What you have to do >>
Set the listing down again exactly, please, apart from its pictures.

>> START Listing

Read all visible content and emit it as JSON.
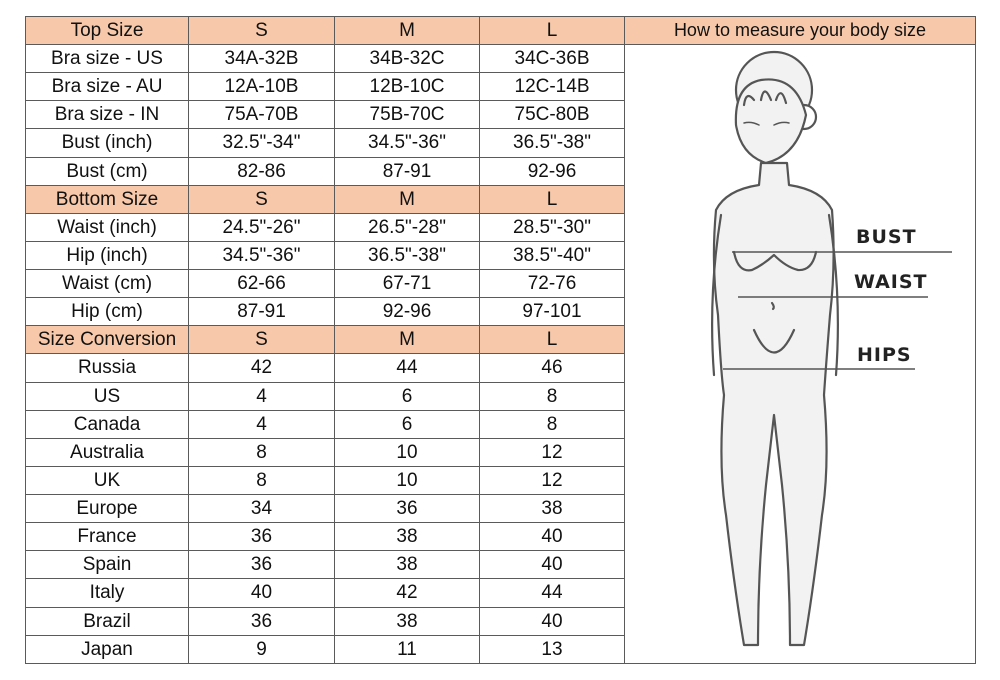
{
  "accent_color": "#f7c9aa",
  "panel": {
    "title": "How to measure your body size",
    "labels": {
      "bust": "BUST",
      "waist": "WAIST",
      "hips": "HIPS"
    }
  },
  "sections": [
    {
      "header": [
        "Top Size",
        "S",
        "M",
        "L"
      ],
      "rows": [
        [
          "Bra size - US",
          "34A-32B",
          "34B-32C",
          "34C-36B"
        ],
        [
          "Bra size - AU",
          "12A-10B",
          "12B-10C",
          "12C-14B"
        ],
        [
          "Bra size - IN",
          "75A-70B",
          "75B-70C",
          "75C-80B"
        ],
        [
          "Bust (inch)",
          "32.5\"-34\"",
          "34.5\"-36\"",
          "36.5\"-38\""
        ],
        [
          "Bust (cm)",
          "82-86",
          "87-91",
          "92-96"
        ]
      ]
    },
    {
      "header": [
        "Bottom Size",
        "S",
        "M",
        "L"
      ],
      "rows": [
        [
          "Waist (inch)",
          "24.5\"-26\"",
          "26.5\"-28\"",
          "28.5\"-30\""
        ],
        [
          "Hip (inch)",
          "34.5\"-36\"",
          "36.5\"-38\"",
          "38.5\"-40\""
        ],
        [
          "Waist (cm)",
          "62-66",
          "67-71",
          "72-76"
        ],
        [
          "Hip (cm)",
          "87-91",
          "92-96",
          "97-101"
        ]
      ]
    },
    {
      "header": [
        "Size Conversion",
        "S",
        "M",
        "L"
      ],
      "rows": [
        [
          "Russia",
          "42",
          "44",
          "46"
        ],
        [
          "US",
          "4",
          "6",
          "8"
        ],
        [
          "Canada",
          "4",
          "6",
          "8"
        ],
        [
          "Australia",
          "8",
          "10",
          "12"
        ],
        [
          "UK",
          "8",
          "10",
          "12"
        ],
        [
          "Europe",
          "34",
          "36",
          "38"
        ],
        [
          "France",
          "36",
          "38",
          "40"
        ],
        [
          "Spain",
          "36",
          "38",
          "40"
        ],
        [
          "Italy",
          "40",
          "42",
          "44"
        ],
        [
          "Brazil",
          "36",
          "38",
          "40"
        ],
        [
          "Japan",
          "9",
          "11",
          "13"
        ]
      ]
    }
  ]
}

>> END Listing

Finished answer >>
Read all visible content and emit it as JSON.
{
  "accent_color": "#f7c9aa",
  "panel": {
    "title": "How to measure your body size",
    "labels": {
      "bust": "BUST",
      "waist": "WAIST",
      "hips": "HIPS"
    }
  },
  "sections": [
    {
      "header": [
        "Top Size",
        "S",
        "M",
        "L"
      ],
      "rows": [
        [
          "Bra size - US",
          "34A-32B",
          "34B-32C",
          "34C-36B"
        ],
        [
          "Bra size - AU",
          "12A-10B",
          "12B-10C",
          "12C-14B"
        ],
        [
          "Bra size - IN",
          "75A-70B",
          "75B-70C",
          "75C-80B"
        ],
        [
          "Bust (inch)",
          "32.5\"-34\"",
          "34.5\"-36\"",
          "36.5\"-38\""
        ],
        [
          "Bust (cm)",
          "82-86",
          "87-91",
          "92-96"
        ]
      ]
    },
    {
      "header": [
        "Bottom Size",
        "S",
        "M",
        "L"
      ],
      "rows": [
        [
          "Waist (inch)",
          "24.5\"-26\"",
          "26.5\"-28\"",
          "28.5\"-30\""
        ],
        [
          "Hip (inch)",
          "34.5\"-36\"",
          "36.5\"-38\"",
          "38.5\"-40\""
        ],
        [
          "Waist (cm)",
          "62-66",
          "67-71",
          "72-76"
        ],
        [
          "Hip (cm)",
          "87-91",
          "92-96",
          "97-101"
        ]
      ]
    },
    {
      "header": [
        "Size Conversion",
        "S",
        "M",
        "L"
      ],
      "rows": [
        [
          "Russia",
          "42",
          "44",
          "46"
        ],
        [
          "US",
          "4",
          "6",
          "8"
        ],
        [
          "Canada",
          "4",
          "6",
          "8"
        ],
        [
          "Australia",
          "8",
          "10",
          "12"
        ],
        [
          "UK",
          "8",
          "10",
          "12"
        ],
        [
          "Europe",
          "34",
          "36",
          "38"
        ],
        [
          "France",
          "36",
          "38",
          "40"
        ],
        [
          "Spain",
          "36",
          "38",
          "40"
        ],
        [
          "Italy",
          "40",
          "42",
          "44"
        ],
        [
          "Brazil",
          "36",
          "38",
          "40"
        ],
        [
          "Japan",
          "9",
          "11",
          "13"
        ]
      ]
    }
  ]
}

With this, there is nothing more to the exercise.